++++ Records for this exercise

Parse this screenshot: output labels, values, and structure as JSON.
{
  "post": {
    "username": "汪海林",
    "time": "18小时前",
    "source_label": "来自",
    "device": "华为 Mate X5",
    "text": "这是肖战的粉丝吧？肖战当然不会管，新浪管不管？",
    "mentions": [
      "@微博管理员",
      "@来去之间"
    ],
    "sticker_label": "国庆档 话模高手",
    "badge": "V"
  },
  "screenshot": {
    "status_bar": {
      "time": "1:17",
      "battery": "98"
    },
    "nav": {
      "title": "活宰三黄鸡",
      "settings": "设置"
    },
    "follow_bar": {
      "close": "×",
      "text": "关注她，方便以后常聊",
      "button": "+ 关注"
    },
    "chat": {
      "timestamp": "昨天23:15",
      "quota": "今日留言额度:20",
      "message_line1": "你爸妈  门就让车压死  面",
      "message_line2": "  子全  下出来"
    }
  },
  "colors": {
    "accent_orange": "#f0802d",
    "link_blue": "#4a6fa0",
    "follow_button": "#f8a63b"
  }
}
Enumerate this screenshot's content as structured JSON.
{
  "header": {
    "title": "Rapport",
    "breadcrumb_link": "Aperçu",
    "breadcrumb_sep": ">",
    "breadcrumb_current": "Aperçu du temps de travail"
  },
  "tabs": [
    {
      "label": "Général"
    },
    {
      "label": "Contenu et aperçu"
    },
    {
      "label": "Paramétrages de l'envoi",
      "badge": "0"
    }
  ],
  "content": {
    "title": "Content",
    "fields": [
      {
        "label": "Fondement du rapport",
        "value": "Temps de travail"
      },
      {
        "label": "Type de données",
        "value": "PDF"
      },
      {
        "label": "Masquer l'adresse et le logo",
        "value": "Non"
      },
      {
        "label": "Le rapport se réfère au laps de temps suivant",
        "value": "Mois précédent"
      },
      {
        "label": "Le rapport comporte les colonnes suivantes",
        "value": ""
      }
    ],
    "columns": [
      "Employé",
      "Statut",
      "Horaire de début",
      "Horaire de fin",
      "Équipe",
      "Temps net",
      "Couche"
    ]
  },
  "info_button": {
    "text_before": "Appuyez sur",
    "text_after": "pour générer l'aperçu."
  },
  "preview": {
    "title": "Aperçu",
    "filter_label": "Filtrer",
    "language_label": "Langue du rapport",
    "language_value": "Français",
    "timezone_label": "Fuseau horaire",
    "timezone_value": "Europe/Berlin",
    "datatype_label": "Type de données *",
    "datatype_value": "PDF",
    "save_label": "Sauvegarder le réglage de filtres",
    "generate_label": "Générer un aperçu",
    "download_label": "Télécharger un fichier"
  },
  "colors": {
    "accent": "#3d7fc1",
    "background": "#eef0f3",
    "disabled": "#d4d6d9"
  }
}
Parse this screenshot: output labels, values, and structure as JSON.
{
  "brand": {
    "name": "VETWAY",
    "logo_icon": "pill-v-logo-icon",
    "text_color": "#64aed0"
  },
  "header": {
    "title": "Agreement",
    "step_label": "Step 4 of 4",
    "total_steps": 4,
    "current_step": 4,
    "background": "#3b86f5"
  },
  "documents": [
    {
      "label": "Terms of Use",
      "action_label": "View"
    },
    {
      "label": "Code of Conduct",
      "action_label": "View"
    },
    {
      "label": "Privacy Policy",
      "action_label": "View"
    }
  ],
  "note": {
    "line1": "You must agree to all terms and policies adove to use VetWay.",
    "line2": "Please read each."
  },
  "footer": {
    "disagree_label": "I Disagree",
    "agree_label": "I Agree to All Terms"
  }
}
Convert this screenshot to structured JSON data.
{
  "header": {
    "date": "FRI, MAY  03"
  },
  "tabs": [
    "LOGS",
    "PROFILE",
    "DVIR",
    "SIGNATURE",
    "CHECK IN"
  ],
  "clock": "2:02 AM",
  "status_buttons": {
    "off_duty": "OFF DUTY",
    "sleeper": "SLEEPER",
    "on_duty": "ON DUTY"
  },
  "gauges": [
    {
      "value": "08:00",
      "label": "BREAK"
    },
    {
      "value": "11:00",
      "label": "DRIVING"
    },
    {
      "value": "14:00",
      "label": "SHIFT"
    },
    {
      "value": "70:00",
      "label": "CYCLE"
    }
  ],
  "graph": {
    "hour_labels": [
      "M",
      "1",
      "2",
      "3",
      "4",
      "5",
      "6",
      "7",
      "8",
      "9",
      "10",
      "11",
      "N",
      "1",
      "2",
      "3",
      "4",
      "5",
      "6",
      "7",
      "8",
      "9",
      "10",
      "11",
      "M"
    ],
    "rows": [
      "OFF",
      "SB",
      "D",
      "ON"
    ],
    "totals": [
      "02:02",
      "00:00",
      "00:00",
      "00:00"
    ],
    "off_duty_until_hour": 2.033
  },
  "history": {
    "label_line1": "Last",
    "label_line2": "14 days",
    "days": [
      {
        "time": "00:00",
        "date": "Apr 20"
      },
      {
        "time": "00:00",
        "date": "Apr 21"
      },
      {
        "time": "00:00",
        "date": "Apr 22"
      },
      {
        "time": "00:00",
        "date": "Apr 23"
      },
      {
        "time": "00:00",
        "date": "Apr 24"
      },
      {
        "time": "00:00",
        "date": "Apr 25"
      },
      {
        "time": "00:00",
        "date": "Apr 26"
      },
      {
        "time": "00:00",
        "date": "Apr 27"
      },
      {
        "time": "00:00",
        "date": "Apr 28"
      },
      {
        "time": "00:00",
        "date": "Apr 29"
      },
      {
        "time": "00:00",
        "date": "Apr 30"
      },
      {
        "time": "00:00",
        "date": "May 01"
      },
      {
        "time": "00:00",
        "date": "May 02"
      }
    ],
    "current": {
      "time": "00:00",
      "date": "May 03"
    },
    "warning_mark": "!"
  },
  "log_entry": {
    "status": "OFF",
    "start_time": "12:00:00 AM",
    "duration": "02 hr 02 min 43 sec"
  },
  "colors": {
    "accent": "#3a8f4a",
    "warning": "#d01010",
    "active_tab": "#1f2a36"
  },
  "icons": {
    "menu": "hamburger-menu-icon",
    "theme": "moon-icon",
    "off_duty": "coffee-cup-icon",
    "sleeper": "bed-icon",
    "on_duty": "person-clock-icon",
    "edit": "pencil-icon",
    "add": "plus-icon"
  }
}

++++++++

Challenge:
Return every line in the listing that contains the word "background".

Result of the exercise:
    "background": "#eef0f3",
    "background": "#3b86f5"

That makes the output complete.